Task directions —
Copy out the listing exactly.

[Figure data in JSON]
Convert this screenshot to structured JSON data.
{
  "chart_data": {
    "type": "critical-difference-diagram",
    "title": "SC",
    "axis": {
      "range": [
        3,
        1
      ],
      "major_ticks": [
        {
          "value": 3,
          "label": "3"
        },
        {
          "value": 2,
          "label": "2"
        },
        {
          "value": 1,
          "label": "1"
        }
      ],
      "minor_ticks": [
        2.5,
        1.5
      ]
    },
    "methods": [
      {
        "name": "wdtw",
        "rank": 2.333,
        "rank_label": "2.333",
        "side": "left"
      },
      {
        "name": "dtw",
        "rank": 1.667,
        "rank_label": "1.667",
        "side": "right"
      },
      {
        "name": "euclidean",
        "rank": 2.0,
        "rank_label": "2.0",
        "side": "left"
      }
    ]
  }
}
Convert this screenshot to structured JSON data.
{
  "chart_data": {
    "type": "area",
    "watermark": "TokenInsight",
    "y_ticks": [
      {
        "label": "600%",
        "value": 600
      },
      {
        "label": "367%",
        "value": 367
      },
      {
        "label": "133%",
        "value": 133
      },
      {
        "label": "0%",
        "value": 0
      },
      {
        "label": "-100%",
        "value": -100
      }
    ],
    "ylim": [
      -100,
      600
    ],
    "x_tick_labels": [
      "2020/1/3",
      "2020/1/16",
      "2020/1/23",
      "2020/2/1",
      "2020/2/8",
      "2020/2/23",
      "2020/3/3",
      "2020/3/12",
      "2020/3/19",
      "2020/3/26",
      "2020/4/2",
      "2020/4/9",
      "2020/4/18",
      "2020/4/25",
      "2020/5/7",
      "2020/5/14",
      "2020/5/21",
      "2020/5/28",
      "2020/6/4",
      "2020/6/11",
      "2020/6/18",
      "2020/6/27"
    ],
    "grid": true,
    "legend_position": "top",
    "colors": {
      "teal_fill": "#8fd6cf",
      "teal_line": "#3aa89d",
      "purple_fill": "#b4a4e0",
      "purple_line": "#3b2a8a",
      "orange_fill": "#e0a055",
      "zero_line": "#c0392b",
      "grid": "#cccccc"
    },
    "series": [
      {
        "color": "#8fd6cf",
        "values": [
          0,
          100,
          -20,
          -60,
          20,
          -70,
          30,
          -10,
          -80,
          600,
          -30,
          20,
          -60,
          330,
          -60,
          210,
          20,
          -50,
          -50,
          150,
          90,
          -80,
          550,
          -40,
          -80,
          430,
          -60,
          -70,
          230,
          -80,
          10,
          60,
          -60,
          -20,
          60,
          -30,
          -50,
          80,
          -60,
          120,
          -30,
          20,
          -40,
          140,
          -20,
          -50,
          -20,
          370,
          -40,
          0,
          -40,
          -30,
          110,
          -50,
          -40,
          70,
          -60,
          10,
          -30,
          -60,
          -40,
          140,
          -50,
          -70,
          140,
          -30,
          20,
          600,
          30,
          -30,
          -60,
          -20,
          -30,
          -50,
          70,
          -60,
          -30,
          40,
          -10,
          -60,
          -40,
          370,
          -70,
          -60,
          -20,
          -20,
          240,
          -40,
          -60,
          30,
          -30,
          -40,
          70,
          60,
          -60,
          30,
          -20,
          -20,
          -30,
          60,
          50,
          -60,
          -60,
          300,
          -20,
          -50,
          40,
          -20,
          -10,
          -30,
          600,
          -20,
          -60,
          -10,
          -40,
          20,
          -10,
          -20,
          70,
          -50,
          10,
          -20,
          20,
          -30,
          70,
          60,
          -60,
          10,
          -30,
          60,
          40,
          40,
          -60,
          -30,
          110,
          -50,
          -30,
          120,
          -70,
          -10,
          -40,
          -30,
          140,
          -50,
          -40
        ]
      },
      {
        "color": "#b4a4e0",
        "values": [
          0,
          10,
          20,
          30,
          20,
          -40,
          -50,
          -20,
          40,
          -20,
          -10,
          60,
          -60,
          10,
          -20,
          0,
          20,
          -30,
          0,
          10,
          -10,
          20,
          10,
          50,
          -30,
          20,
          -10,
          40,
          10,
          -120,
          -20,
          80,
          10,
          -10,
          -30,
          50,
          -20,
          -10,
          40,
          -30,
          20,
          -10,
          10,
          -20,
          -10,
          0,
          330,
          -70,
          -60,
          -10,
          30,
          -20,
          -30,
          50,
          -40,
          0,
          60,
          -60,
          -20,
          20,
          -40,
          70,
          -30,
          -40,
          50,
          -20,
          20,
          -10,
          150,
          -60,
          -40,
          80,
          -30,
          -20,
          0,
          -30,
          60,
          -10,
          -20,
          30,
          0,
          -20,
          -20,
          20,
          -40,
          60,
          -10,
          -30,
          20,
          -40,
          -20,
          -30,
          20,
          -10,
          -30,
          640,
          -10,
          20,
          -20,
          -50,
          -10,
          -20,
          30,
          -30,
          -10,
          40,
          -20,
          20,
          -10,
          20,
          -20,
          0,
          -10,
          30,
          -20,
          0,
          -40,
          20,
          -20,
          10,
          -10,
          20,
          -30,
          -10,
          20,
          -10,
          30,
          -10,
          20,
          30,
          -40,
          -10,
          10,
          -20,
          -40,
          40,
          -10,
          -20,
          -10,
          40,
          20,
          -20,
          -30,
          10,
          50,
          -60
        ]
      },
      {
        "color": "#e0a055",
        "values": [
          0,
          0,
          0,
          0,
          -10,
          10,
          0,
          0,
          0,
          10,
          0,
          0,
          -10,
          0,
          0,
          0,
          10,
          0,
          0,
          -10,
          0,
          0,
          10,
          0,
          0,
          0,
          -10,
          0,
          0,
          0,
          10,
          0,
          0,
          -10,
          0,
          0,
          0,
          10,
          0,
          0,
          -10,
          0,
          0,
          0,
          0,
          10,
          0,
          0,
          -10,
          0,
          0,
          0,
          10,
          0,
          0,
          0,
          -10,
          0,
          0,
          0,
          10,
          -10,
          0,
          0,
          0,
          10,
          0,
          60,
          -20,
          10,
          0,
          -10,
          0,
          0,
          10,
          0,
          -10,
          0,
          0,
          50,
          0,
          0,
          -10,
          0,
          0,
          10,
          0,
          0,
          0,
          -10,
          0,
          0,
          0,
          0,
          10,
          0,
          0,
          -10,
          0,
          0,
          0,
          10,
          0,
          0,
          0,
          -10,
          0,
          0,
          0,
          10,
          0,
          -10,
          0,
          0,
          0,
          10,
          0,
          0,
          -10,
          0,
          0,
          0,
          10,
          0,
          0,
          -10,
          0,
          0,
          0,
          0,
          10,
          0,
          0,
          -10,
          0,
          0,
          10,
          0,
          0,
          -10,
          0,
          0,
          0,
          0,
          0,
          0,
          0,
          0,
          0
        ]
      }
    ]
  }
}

Solution below —
Convert this screenshot to structured JSON data.
{
  "chart_data": {
    "type": "critical-difference-diagram",
    "title": "SC",
    "axis": {
      "range": [
        3,
        1
      ],
      "major_ticks": [
        {
          "value": 3,
          "label": "3"
        },
        {
          "value": 2,
          "label": "2"
        },
        {
          "value": 1,
          "label": "1"
        }
      ],
      "minor_ticks": [
        2.5,
        1.5
      ]
    },
    "methods": [
      {
        "name": "wdtw",
        "rank": 2.333,
        "rank_label": "2.333",
        "side": "left"
      },
      {
        "name": "dtw",
        "rank": 1.667,
        "rank_label": "1.667",
        "side": "right"
      },
      {
        "name": "euclidean",
        "rank": 2.0,
        "rank_label": "2.0",
        "side": "left"
      }
    ]
  }
}
Convert this screenshot to structured JSON data.
{
  "chart_data": {
    "type": "area",
    "watermark": "TokenInsight",
    "y_ticks": [
      {
        "label": "600%",
        "value": 600
      },
      {
        "label": "367%",
        "value": 367
      },
      {
        "label": "133%",
        "value": 133
      },
      {
        "label": "0%",
        "value": 0
      },
      {
        "label": "-100%",
        "value": -100
      }
    ],
    "ylim": [
      -100,
      600
    ],
    "x_tick_labels": [
      "2020/1/3",
      "2020/1/16",
      "2020/1/23",
      "2020/2/1",
      "2020/2/8",
      "2020/2/23",
      "2020/3/3",
      "2020/3/12",
      "2020/3/19",
      "2020/3/26",
      "2020/4/2",
      "2020/4/9",
      "2020/4/18",
      "2020/4/25",
      "2020/5/7",
      "2020/5/14",
      "2020/5/21",
      "2020/5/28",
      "2020/6/4",
      "2020/6/11",
      "2020/6/18",
      "2020/6/27"
    ],
    "grid": true,
    "legend_position": "top",
    "colors": {
      "teal_fill": "#8fd6cf",
      "teal_line": "#3aa89d",
      "purple_fill": "#b4a4e0",
      "purple_line": "#3b2a8a",
      "orange_fill": "#e0a055",
      "zero_line": "#c0392b",
      "grid": "#cccccc"
    },
    "series": [
      {
        "color": "#8fd6cf",
        "values": [
          0,
          100,
          -20,
          -60,
          20,
          -70,
          30,
          -10,
          -80,
          600,
          -30,
          20,
          -60,
          330,
          -60,
          210,
          20,
          -50,
          -50,
          150,
          90,
          -80,
          550,
          -40,
          -80,
          430,
          -60,
          -70,
          230,
          -80,
          10,
          60,
          -60,
          -20,
          60,
          -30,
          -50,
          80,
          -60,
          120,
          -30,
          20,
          -40,
          140,
          -20,
          -50,
          -20,
          370,
          -40,
          0,
          -40,
          -30,
          110,
          -50,
          -40,
          70,
          -60,
          10,
          -30,
          -60,
          -40,
          140,
          -50,
          -70,
          140,
          -30,
          20,
          600,
          30,
          -30,
          -60,
          -20,
          -30,
          -50,
          70,
          -60,
          -30,
          40,
          -10,
          -60,
          -40,
          370,
          -70,
          -60,
          -20,
          -20,
          240,
          -40,
          -60,
          30,
          -30,
          -40,
          70,
          60,
          -60,
          30,
          -20,
          -20,
          -30,
          60,
          50,
          -60,
          -60,
          300,
          -20,
          -50,
          40,
          -20,
          -10,
          -30,
          600,
          -20,
          -60,
          -10,
          -40,
          20,
          -10,
          -20,
          70,
          -50,
          10,
          -20,
          20,
          -30,
          70,
          60,
          -60,
          10,
          -30,
          60,
          40,
          40,
          -60,
          -30,
          110,
          -50,
          -30,
          120,
          -70,
          -10,
          -40,
          -30,
          140,
          -50,
          -40
        ]
      },
      {
        "color": "#b4a4e0",
        "values": [
          0,
          10,
          20,
          30,
          20,
          -40,
          -50,
          -20,
          40,
          -20,
          -10,
          60,
          -60,
          10,
          -20,
          0,
          20,
          -30,
          0,
          10,
          -10,
          20,
          10,
          50,
          -30,
          20,
          -10,
          40,
          10,
          -120,
          -20,
          80,
          10,
          -10,
          -30,
          50,
          -20,
          -10,
          40,
          -30,
          20,
          -10,
          10,
          -20,
          -10,
          0,
          330,
          -70,
          -60,
          -10,
          30,
          -20,
          -30,
          50,
          -40,
          0,
          60,
          -60,
          -20,
          20,
          -40,
          70,
          -30,
          -40,
          50,
          -20,
          20,
          -10,
          150,
          -60,
          -40,
          80,
          -30,
          -20,
          0,
          -30,
          60,
          -10,
          -20,
          30,
          0,
          -20,
          -20,
          20,
          -40,
          60,
          -10,
          -30,
          20,
          -40,
          -20,
          -30,
          20,
          -10,
          -30,
          640,
          -10,
          20,
          -20,
          -50,
          -10,
          -20,
          30,
          -30,
          -10,
          40,
          -20,
          20,
          -10,
          20,
          -20,
          0,
          -10,
          30,
          -20,
          0,
          -40,
          20,
          -20,
          10,
          -10,
          20,
          -30,
          -10,
          20,
          -10,
          30,
          -10,
          20,
          30,
          -40,
          -10,
          10,
          -20,
          -40,
          40,
          -10,
          -20,
          -10,
          40,
          20,
          -20,
          -30,
          10,
          50,
          -60
        ]
      },
      {
        "color": "#e0a055",
        "values": [
          0,
          0,
          0,
          0,
          -10,
          10,
          0,
          0,
          0,
          10,
          0,
          0,
          -10,
          0,
          0,
          0,
          10,
          0,
          0,
          -10,
          0,
          0,
          10,
          0,
          0,
          0,
          -10,
          0,
          0,
          0,
          10,
          0,
          0,
          -10,
          0,
          0,
          0,
          10,
          0,
          0,
          -10,
          0,
          0,
          0,
          0,
          10,
          0,
          0,
          -10,
          0,
          0,
          0,
          10,
          0,
          0,
          0,
          -10,
          0,
          0,
          0,
          10,
          -10,
          0,
          0,
          0,
          10,
          0,
          60,
          -20,
          10,
          0,
          -10,
          0,
          0,
          10,
          0,
          -10,
          0,
          0,
          50,
          0,
          0,
          -10,
          0,
          0,
          10,
          0,
          0,
          0,
          -10,
          0,
          0,
          0,
          0,
          10,
          0,
          0,
          -10,
          0,
          0,
          0,
          10,
          0,
          0,
          0,
          -10,
          0,
          0,
          0,
          10,
          0,
          -10,
          0,
          0,
          0,
          10,
          0,
          0,
          -10,
          0,
          0,
          0,
          10,
          0,
          0,
          -10,
          0,
          0,
          0,
          0,
          10,
          0,
          0,
          -10,
          0,
          0,
          10,
          0,
          0,
          -10,
          0,
          0,
          0,
          0,
          0,
          0,
          0,
          0,
          0
        ]
      }
    ]
  }
}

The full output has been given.